◆ **TEXT**:
◆ ◆ ◆ ◆ ◆ ◆ ◆

Born in the Bronx, Doctorow was the recipient of many distinguished literary prizes, among them the National Book Award, two National Books Critics Circle Awards, the PEN/Faulkner Award, the William Dean Howells Medal of the American Academy of Arts and Letters, the National Humanities Medal, and most recently, the Library of Congress Prize for American fiction.
His work held a mirror to American society and, as the New York Times wrote in its obituary, "consistently upended expectations with a cocktail of fiction and fact, remixed in book after book."
In interviews, Doctorow spoke of his responsibility to hold up that mirror. "The writer isn't made in a vacuum," Doctorow told journalist George Plimpton in 1986. "Writers are witnesses. The reason we need writers is because we need witnesses to this terrifying century."
Doctorow, who wrote a dozen novels, three volumes of short fiction and a stage drama, as well as poems, essays, and commentary on literature and politics, was perhaps best known for Ragtime (1975), which took a close look at early 20th-century politics, racism, and women's rights; Billy Bathgate (1989), which interrogated the myth of the self-made man in the (under)world of crime in the 1920s and 30s; and The March (2005), which reconstructed the monumental march of Union general William T. Sherman from Atlanta to Savannah toward the end of the Civil War.

◆ ◆ ◆ ◆ ◆ ◆ ◆

◆ **INFORMATION SHOWN**:
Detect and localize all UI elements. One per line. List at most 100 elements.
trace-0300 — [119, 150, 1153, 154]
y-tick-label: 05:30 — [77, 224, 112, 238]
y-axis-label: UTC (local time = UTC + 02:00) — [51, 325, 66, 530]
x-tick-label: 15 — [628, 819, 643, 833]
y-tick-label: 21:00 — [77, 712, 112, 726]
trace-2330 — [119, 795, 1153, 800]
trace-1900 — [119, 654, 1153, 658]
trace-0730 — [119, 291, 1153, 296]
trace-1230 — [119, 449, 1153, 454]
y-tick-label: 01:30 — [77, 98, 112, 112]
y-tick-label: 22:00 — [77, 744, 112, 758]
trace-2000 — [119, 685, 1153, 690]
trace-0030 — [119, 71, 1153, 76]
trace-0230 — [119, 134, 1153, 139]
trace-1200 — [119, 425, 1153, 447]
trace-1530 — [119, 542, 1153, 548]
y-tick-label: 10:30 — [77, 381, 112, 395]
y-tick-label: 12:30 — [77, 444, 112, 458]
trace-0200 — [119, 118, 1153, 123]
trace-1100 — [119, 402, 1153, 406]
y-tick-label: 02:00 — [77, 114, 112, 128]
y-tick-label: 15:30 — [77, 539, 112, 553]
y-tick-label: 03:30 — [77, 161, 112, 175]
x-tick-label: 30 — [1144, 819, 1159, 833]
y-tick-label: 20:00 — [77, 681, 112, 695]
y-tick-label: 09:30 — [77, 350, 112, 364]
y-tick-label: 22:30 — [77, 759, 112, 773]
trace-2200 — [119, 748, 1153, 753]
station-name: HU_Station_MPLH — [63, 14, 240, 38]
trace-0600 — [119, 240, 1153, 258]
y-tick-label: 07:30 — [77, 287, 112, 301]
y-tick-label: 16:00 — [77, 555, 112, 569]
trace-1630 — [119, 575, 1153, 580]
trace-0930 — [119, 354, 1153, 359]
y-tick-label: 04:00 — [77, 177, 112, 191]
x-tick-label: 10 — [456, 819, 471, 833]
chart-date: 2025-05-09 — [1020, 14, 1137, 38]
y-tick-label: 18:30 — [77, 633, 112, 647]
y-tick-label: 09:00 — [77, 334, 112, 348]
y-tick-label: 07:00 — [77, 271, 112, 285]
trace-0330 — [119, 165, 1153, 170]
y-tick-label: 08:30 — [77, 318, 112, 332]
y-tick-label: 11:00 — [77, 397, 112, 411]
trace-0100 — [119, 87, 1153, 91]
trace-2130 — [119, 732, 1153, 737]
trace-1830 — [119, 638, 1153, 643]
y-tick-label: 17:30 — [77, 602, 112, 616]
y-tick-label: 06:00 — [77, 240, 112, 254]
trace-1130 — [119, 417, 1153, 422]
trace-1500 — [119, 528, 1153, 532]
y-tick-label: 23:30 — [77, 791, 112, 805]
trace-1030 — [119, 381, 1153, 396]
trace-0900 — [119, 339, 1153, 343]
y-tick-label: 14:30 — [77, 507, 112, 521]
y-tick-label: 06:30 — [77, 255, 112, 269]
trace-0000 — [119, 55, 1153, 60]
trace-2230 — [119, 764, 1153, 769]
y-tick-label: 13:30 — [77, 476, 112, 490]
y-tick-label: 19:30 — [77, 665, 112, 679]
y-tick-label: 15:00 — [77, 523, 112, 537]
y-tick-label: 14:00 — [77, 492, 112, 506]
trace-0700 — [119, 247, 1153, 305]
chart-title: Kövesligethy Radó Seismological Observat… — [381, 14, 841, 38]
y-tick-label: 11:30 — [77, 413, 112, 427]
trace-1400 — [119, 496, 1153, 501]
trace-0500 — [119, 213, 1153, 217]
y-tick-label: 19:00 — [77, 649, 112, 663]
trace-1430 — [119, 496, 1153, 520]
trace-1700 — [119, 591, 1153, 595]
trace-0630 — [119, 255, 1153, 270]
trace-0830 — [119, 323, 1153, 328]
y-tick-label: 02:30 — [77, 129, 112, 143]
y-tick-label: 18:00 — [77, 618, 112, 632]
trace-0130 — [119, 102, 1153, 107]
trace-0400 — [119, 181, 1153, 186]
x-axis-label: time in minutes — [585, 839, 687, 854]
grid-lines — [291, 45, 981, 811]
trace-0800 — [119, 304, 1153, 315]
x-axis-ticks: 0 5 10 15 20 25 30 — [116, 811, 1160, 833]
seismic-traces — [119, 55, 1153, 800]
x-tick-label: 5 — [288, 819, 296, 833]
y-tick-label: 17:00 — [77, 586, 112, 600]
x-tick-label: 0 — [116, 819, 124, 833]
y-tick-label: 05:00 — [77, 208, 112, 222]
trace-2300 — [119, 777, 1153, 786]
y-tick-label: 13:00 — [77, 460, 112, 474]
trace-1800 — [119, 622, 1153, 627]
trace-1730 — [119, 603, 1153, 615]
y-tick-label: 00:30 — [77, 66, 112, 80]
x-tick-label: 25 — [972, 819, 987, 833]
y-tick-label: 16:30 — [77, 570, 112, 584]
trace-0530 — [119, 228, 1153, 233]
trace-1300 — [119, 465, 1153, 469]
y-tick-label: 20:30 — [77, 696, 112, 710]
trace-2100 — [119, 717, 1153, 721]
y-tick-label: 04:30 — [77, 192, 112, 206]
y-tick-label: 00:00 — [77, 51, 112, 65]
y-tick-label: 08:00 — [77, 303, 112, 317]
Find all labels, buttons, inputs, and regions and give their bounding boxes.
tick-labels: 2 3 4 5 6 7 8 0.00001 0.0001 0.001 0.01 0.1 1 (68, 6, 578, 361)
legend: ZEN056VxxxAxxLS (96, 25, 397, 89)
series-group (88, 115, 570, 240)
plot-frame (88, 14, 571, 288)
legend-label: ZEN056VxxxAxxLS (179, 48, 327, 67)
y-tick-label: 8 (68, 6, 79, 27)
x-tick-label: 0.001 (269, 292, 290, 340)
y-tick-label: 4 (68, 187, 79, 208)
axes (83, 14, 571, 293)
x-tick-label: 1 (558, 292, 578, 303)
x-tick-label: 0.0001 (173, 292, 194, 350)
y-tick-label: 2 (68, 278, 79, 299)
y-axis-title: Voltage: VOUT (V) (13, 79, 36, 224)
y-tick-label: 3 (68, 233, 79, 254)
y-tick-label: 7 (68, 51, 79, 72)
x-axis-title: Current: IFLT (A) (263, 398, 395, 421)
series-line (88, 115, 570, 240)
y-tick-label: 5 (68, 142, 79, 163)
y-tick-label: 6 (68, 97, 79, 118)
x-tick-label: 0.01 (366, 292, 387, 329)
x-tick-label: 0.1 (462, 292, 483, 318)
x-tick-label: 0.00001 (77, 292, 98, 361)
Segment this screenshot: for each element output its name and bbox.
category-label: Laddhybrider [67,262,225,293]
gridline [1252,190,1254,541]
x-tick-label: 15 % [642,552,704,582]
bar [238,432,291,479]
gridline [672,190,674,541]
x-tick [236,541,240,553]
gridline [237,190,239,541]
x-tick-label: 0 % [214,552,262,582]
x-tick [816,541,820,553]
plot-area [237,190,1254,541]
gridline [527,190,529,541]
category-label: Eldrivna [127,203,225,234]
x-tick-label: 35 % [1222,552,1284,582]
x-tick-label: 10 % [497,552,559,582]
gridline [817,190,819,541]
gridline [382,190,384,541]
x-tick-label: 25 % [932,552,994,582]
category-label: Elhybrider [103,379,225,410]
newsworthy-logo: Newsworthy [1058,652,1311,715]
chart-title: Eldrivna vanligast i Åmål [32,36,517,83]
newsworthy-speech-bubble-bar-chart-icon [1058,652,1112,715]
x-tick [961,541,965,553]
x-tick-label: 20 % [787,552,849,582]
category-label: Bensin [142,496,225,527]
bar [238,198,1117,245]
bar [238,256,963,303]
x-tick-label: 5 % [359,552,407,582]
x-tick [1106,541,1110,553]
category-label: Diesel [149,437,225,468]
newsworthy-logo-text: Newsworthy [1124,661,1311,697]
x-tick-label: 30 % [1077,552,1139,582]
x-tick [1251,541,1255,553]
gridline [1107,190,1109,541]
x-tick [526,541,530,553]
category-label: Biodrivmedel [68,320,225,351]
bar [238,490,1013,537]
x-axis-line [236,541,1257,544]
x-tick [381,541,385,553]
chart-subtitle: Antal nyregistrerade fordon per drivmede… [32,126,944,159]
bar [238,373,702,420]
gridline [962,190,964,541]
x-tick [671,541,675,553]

◆ ◆ ◆ ◆ ◆ ◆ ◆

◆ **TASK INSTRUCTIONS**:
a) Answer these from the text on Doctorow, one line each:
(i) To whom did Doctorow say "Writers are witnesses," and in what year?
(ii) Which newspaper's obituary is quoted?
(iii) Whose march does The March reconstruct, and between which two cities?
b) List every book title named in the text on Doctorow, each with the year given for it.
c) Please write the next part of the text on Doctorow, starting after its last sentence.

◆ **RESPONSES BY TASK**:
a)
(i) George Plimpton, in 1986
(ii) The New York Times
(iii) Union general William T. Sherman's march, from Atlanta to Savannah

b)
Ragtime (1975)
Billy Bathgate (1989)
The March (2005)

c)
Yet while much of his work examined moments in history, Doctorow reportedly didn't care for being labeled a "historical novelist," as he toldNPR's Scott Simon in 2014:
I don't agree with that. I think all novels are about the past, the near past, the far past, some of them have a wider focus and include more of society and recognizable events and people. The historical novel seems to me a misnomer, and many of my books take place in different places, in the Dakotas, or down south in Georgia or the Carolinas, so it's just as valid to call me a geographical novelist as an historical novelist. I think of myself really as a national novelist, as an American novelist writing about my country.
And when he wrote about his country in a non-fiction context, his approach was no less searing. In 2004, Doctorow lambasted George W. Bush (without once writing his name) in a piece titled, "The Unfeeling President."
Of "this president," Doctorow wrote: "He wanted to go to war and he did. He had not the mind to perceive the costs of war, or to listen to those who knew those costs. He did not understand that you do not go to war when it is one of the options but when it is the only option; you go not because you want to but because you have to."
He continued:
Yet this president knew it would be difficult for Americans not to cheer the overthrow of a foreign dictator. He knew that much. This president and his supporters would seem to have a mind for only one thing--to take power, to remain in power, and to use that power for the sake of themselves and their friends.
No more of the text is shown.